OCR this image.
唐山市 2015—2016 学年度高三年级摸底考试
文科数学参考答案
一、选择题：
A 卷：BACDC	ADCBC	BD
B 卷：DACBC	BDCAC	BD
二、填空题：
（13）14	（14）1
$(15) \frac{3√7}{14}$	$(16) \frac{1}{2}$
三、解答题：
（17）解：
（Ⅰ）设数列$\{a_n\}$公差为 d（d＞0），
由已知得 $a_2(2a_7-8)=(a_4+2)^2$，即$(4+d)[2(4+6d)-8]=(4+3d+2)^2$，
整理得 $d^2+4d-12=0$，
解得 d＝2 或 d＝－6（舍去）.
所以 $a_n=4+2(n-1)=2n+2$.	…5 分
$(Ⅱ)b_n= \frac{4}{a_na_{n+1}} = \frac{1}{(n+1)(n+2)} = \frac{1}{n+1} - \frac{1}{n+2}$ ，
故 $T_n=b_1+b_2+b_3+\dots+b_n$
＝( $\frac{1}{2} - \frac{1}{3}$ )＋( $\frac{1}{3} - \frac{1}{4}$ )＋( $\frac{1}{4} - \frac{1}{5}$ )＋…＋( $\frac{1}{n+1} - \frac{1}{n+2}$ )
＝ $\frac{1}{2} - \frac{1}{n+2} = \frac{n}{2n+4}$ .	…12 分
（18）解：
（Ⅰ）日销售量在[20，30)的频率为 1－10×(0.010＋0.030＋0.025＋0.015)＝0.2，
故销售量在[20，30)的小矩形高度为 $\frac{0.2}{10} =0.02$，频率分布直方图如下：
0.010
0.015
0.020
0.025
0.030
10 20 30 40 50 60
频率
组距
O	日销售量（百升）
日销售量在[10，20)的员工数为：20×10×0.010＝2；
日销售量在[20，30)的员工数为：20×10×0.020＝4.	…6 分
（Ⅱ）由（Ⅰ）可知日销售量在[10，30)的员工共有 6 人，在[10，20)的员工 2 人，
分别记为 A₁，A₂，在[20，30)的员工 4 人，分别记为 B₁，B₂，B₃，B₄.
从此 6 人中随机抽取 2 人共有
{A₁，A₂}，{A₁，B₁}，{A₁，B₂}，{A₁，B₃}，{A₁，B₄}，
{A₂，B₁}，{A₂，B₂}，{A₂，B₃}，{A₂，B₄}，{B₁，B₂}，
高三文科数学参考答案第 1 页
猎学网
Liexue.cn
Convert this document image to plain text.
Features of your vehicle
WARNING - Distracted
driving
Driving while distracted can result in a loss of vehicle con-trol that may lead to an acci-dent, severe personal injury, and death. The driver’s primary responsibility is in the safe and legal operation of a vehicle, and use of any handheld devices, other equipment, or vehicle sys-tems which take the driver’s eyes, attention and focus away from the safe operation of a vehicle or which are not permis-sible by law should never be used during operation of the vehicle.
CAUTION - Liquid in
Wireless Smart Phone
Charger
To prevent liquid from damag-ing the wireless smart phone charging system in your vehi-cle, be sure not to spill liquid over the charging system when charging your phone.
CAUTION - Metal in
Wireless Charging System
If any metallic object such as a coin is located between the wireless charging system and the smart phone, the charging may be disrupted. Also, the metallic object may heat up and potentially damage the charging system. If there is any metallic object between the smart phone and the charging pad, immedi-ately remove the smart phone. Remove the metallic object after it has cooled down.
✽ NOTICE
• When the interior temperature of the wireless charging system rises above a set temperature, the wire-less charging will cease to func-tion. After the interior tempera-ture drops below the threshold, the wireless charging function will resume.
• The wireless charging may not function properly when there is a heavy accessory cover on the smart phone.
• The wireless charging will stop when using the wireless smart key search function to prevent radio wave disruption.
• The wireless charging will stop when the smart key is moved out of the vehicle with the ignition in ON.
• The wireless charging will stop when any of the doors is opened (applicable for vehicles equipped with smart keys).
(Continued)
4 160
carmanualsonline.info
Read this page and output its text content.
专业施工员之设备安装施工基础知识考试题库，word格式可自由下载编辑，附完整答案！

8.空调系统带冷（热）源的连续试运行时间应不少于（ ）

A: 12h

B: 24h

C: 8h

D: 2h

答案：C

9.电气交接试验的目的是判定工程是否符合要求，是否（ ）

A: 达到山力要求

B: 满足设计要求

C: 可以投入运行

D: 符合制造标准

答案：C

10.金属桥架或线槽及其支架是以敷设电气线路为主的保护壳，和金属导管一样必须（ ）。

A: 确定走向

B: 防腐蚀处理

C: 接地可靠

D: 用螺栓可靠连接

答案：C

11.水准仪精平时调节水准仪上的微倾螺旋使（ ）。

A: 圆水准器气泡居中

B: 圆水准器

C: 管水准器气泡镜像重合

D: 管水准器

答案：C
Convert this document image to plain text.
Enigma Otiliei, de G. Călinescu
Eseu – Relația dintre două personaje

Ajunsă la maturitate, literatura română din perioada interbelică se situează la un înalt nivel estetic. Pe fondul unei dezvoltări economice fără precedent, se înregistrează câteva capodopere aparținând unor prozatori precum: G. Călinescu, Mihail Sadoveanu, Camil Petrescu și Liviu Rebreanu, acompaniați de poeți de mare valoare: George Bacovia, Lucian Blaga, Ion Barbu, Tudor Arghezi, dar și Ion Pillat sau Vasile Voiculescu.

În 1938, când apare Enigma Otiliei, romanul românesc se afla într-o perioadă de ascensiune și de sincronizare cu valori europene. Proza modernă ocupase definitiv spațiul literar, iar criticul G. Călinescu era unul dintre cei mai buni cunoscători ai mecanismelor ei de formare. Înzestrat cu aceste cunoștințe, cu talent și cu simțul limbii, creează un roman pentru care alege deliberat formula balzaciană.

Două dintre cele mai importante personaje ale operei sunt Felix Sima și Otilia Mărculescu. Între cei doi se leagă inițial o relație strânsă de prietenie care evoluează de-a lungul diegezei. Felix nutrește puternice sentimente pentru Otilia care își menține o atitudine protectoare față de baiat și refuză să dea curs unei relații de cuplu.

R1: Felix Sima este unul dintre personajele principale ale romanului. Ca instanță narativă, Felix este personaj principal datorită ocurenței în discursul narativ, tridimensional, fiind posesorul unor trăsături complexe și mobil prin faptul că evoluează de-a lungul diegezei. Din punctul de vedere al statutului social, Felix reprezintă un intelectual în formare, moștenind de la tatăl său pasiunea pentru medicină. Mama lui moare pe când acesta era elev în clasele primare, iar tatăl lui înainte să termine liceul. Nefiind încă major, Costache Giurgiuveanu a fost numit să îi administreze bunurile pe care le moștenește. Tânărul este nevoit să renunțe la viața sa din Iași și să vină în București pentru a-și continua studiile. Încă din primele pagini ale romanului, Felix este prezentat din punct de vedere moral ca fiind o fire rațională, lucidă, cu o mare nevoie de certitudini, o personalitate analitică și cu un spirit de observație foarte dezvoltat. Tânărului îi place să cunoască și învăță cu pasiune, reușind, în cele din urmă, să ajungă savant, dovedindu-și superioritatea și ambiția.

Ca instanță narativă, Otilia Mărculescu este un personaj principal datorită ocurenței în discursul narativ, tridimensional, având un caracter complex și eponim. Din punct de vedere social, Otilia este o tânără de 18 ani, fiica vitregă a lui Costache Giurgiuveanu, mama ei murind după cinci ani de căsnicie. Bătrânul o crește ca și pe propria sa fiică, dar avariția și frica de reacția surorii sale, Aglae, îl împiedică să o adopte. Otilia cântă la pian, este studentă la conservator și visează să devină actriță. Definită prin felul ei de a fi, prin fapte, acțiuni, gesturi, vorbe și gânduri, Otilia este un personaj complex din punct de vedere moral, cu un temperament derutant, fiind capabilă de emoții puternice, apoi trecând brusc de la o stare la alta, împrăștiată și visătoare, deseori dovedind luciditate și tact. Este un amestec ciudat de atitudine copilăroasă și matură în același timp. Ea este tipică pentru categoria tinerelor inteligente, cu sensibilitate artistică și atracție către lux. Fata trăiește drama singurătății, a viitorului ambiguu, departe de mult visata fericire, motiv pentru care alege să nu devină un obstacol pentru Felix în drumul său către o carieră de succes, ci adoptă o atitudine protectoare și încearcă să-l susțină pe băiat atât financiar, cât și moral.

+ + + + + + +

:: Short task ::
Find every line containing the word "的员工数为", then give the total and nothing more.

:: Correct result ::
2